How many lines of these entries hold the string "microphone"? Reply with the number alone.

☆ ☆ ☆

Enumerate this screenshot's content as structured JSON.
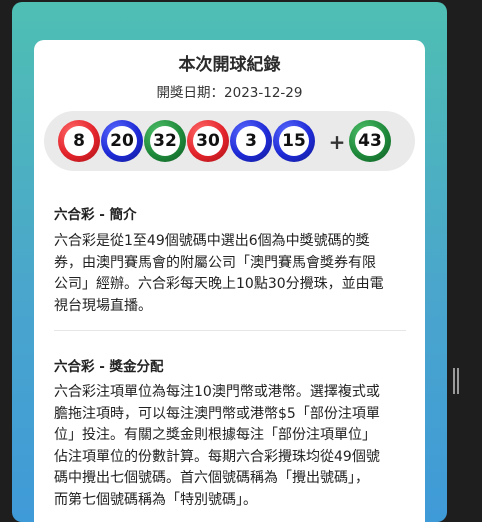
{
  "card": {
    "title": "本次開球紀錄",
    "date_label": "開獎日期：",
    "date_value": "2023-12-29"
  },
  "draw": {
    "balls": [
      {
        "number": "8",
        "color": "red"
      },
      {
        "number": "20",
        "color": "blue"
      },
      {
        "number": "32",
        "color": "green"
      },
      {
        "number": "30",
        "color": "red"
      },
      {
        "number": "3",
        "color": "blue"
      },
      {
        "number": "15",
        "color": "blue"
      }
    ],
    "plus": "+",
    "special": {
      "number": "43",
      "color": "green"
    }
  },
  "sections": [
    {
      "heading": "六合彩 - 簡介",
      "lines": [
        "六合彩是從1至49個號碼中選出6個為中獎號碼的獎",
        "券，由澳門賽馬會的附屬公司「澳門賽馬會獎券有限",
        "公司」經辦。六合彩每天晚上10點30分攪珠，並由電",
        "視台現場直播。"
      ]
    },
    {
      "heading": "六合彩 - 獎金分配",
      "lines": [
        "六合彩注項單位為每注10澳門幣或港幣。選擇複式或",
        "膽拖注項時，可以每注澳門幣或港幣$5「部份注項單",
        "位」投注。有關之獎金則根據每注「部份注項單位」",
        "佔注項單位的份數計算。每期六合彩攪珠均從49個號",
        "碼中攪出七個號碼。首六個號碼稱為「攪出號碼」，",
        "而第七個號碼稱為「特別號碼」。"
      ]
    }
  ],
  "colors": {
    "red": "#e3242b",
    "blue": "#1f2bd6",
    "green": "#1f8a3b",
    "background_top": "#4fbfb3",
    "background_bottom": "#3f9ad8"
  }
}
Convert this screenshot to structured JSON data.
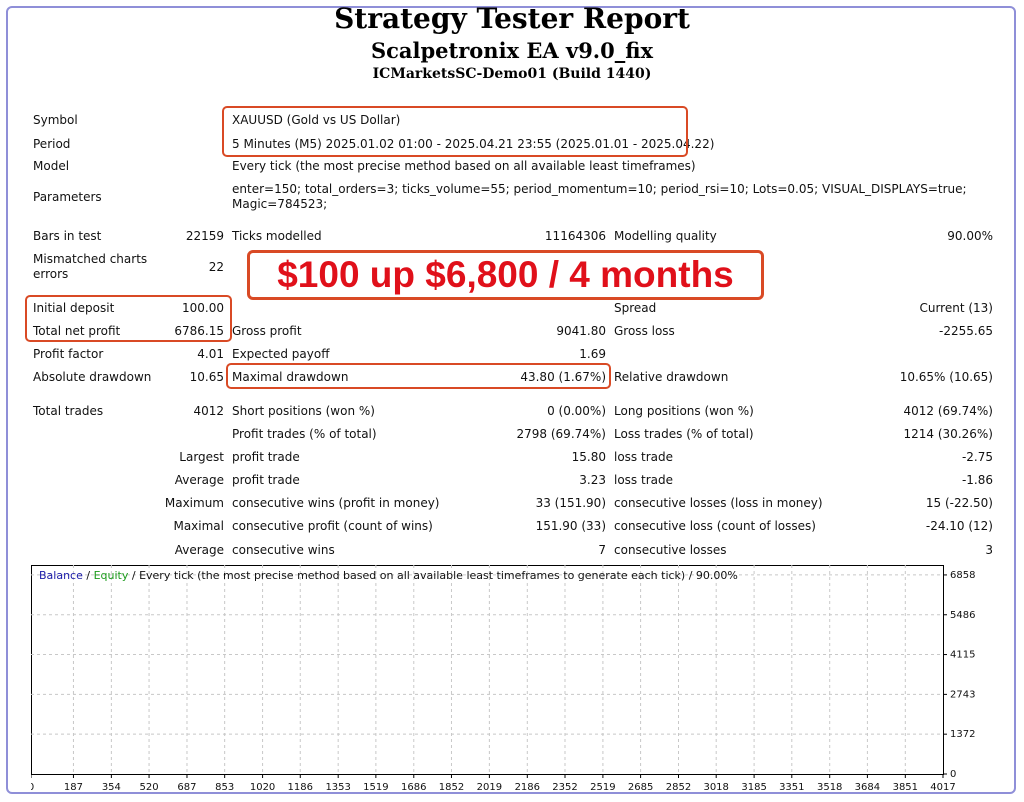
{
  "header": {
    "title": "Strategy Tester Report",
    "ea_name": "Scalpetronix EA v9.0_fix",
    "server": "ICMarketsSC-Demo01 (Build 1440)"
  },
  "settings": {
    "symbol_label": "Symbol",
    "symbol_value": "XAUUSD (Gold vs US Dollar)",
    "period_label": "Period",
    "period_value": "5 Minutes (M5) 2025.01.02 01:00 - 2025.04.21 23:55 (2025.01.01 - 2025.04.22)",
    "model_label": "Model",
    "model_value": "Every tick (the most precise method based on all available least timeframes)",
    "parameters_label": "Parameters",
    "parameters_line1": "enter=150; total_orders=3; ticks_volume=55; period_momentum=10; period_rsi=10; Lots=0.05; VISUAL_DISPLAYS=true;",
    "parameters_line2": "Magic=784523;"
  },
  "stats": {
    "bars_label": "Bars in test",
    "bars_value": "22159",
    "ticks_label": "Ticks modelled",
    "ticks_value": "11164306",
    "quality_label": "Modelling quality",
    "quality_value": "90.00%",
    "mismatch_label_1": "Mismatched charts",
    "mismatch_label_2": "errors",
    "mismatch_value": "22",
    "initial_deposit_label": "Initial deposit",
    "initial_deposit_value": "100.00",
    "spread_label": "Spread",
    "spread_value": "Current (13)",
    "net_profit_label": "Total net profit",
    "net_profit_value": "6786.15",
    "gross_profit_label": "Gross profit",
    "gross_profit_value": "9041.80",
    "gross_loss_label": "Gross loss",
    "gross_loss_value": "-2255.65",
    "profit_factor_label": "Profit factor",
    "profit_factor_value": "4.01",
    "expected_payoff_label": "Expected payoff",
    "expected_payoff_value": "1.69",
    "abs_drawdown_label": "Absolute drawdown",
    "abs_drawdown_value": "10.65",
    "max_drawdown_label": "Maximal drawdown",
    "max_drawdown_value": "43.80 (1.67%)",
    "rel_drawdown_label": "Relative drawdown",
    "rel_drawdown_value": "10.65% (10.65)",
    "total_trades_label": "Total trades",
    "total_trades_value": "4012",
    "short_label": "Short positions (won %)",
    "short_value": "0 (0.00%)",
    "long_label": "Long positions (won %)",
    "long_value": "4012 (69.74%)",
    "profit_trades_label": "Profit trades (% of total)",
    "profit_trades_value": "2798 (69.74%)",
    "loss_trades_label": "Loss trades (% of total)",
    "loss_trades_value": "1214 (30.26%)",
    "largest_label": "Largest",
    "largest_profit_label": "profit trade",
    "largest_profit_value": "15.80",
    "largest_loss_label": "loss trade",
    "largest_loss_value": "-2.75",
    "average_label": "Average",
    "average_profit_label": "profit trade",
    "average_profit_value": "3.23",
    "average_loss_label": "loss trade",
    "average_loss_value": "-1.86",
    "maximum_label": "Maximum",
    "max_cons_wins_label": "consecutive wins (profit in money)",
    "max_cons_wins_value": "33 (151.90)",
    "max_cons_losses_label": "consecutive losses (loss in money)",
    "max_cons_losses_value": "15 (-22.50)",
    "maximal_label": "Maximal",
    "maximal_cons_profit_label": "consecutive profit (count of wins)",
    "maximal_cons_profit_value": "151.90 (33)",
    "maximal_cons_loss_label": "consecutive loss (count of losses)",
    "maximal_cons_loss_value": "-24.10 (12)",
    "avg_label": "Average",
    "avg_cons_wins_label": "consecutive wins",
    "avg_cons_wins_value": "7",
    "avg_cons_losses_label": "consecutive losses",
    "avg_cons_losses_value": "3"
  },
  "banner": {
    "text": "$100 up $6,800 / 4 months"
  },
  "colors": {
    "highlight": "#d94a25",
    "banner_text": "#e0101a",
    "balance": "#1a1aa8",
    "equity": "#1a9a1a",
    "frame": "#8f8fd8"
  },
  "chart_data": {
    "type": "line",
    "legend": {
      "balance": "Balance",
      "sep1": " / ",
      "equity": "Equity",
      "sep2": " / ",
      "rest": "Every tick (the most precise method based on all available least timeframes to generate each tick) / 90.00%"
    },
    "x_ticks": [
      0,
      187,
      354,
      520,
      687,
      853,
      1020,
      1186,
      1353,
      1519,
      1686,
      1852,
      2019,
      2186,
      2352,
      2519,
      2685,
      2852,
      3018,
      3185,
      3351,
      3518,
      3684,
      3851,
      4017
    ],
    "y_ticks": [
      0,
      1372,
      2743,
      4115,
      5486,
      6858
    ],
    "xlim": [
      0,
      4017
    ],
    "ylim": [
      0,
      7200
    ],
    "grid": true,
    "series": []
  }
}
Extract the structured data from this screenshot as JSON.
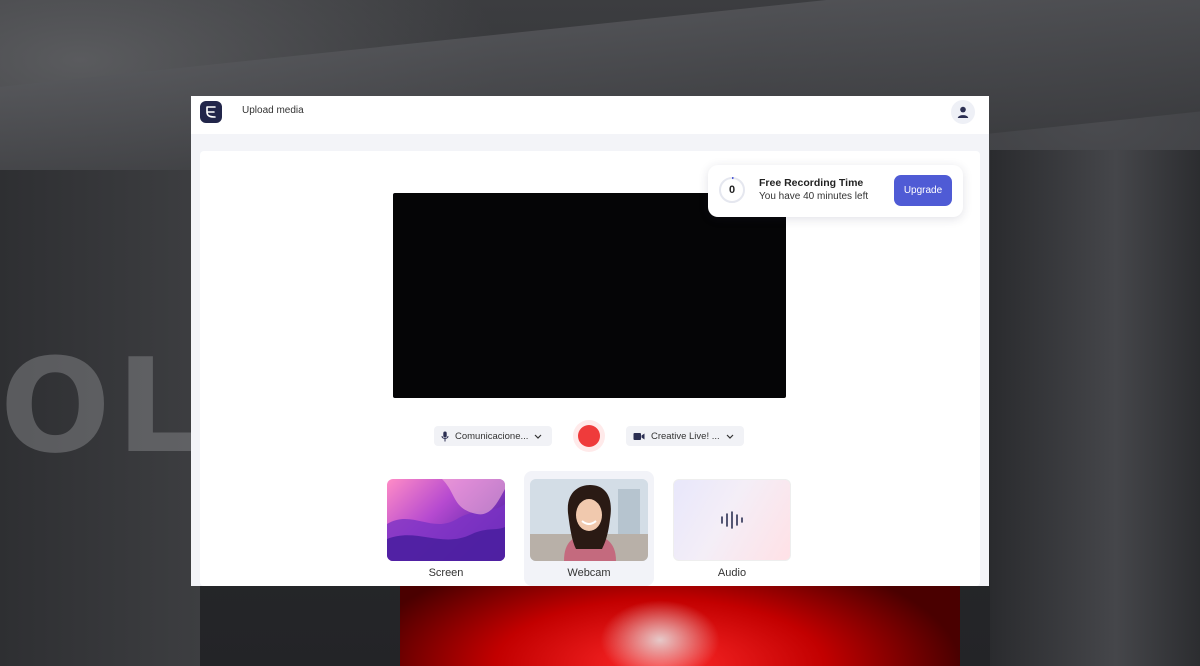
{
  "header": {
    "upload_label": "Upload media"
  },
  "quota": {
    "minutes_used": "0",
    "title": "Free Recording Time",
    "subtitle": "You have 40 minutes left",
    "upgrade_label": "Upgrade"
  },
  "devices": {
    "microphone": "Comunicacione...",
    "camera": "Creative Live! ..."
  },
  "sources": {
    "screen_label": "Screen",
    "webcam_label": "Webcam",
    "audio_label": "Audio"
  },
  "colors": {
    "accent": "#4f5bd5",
    "record": "#ef3b3b",
    "logo": "#22264a"
  },
  "icons": [
    "logo-icon",
    "user-icon",
    "microphone-icon",
    "chevron-down-icon",
    "video-camera-icon",
    "audio-waveform-icon"
  ]
}
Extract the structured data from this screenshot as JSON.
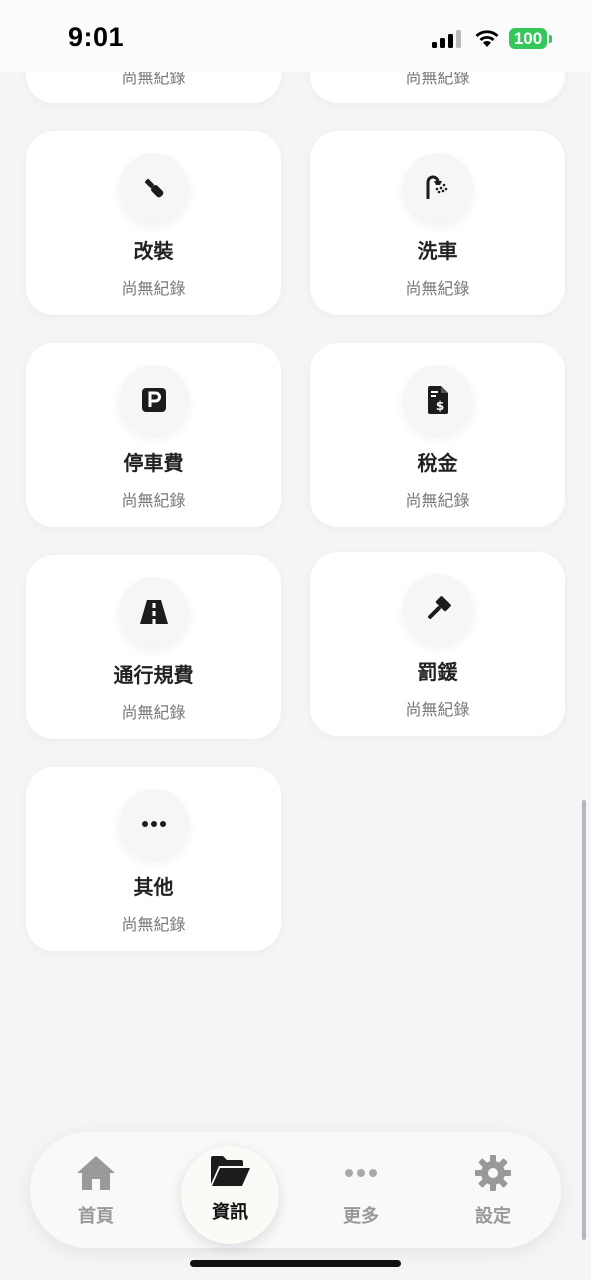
{
  "status_bar": {
    "time": "9:01",
    "battery": "100"
  },
  "partial_cards": [
    {
      "sub": "尚無紀錄"
    },
    {
      "sub": "尚無紀錄"
    }
  ],
  "cards": [
    {
      "title": "改裝",
      "sub": "尚無紀錄",
      "icon": "wrench-icon"
    },
    {
      "title": "洗車",
      "sub": "尚無紀錄",
      "icon": "shower-icon"
    },
    {
      "title": "停車費",
      "sub": "尚無紀錄",
      "icon": "parking-icon"
    },
    {
      "title": "稅金",
      "sub": "尚無紀錄",
      "icon": "tax-document-icon"
    },
    {
      "title": "通行規費",
      "sub": "尚無紀錄",
      "icon": "road-icon"
    },
    {
      "title": "罰鍰",
      "sub": "尚無紀錄",
      "icon": "gavel-icon"
    },
    {
      "title": "其他",
      "sub": "尚無紀錄",
      "icon": "more-icon"
    }
  ],
  "tabbar": {
    "home": "首頁",
    "info": "資訊",
    "more": "更多",
    "settings": "設定",
    "active": "info"
  },
  "colors": {
    "battery": "#34c759",
    "icon": "#1c1c1e",
    "inactive_tab": "#999999"
  }
}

☆ ☆ ☆

#### Result of this task
2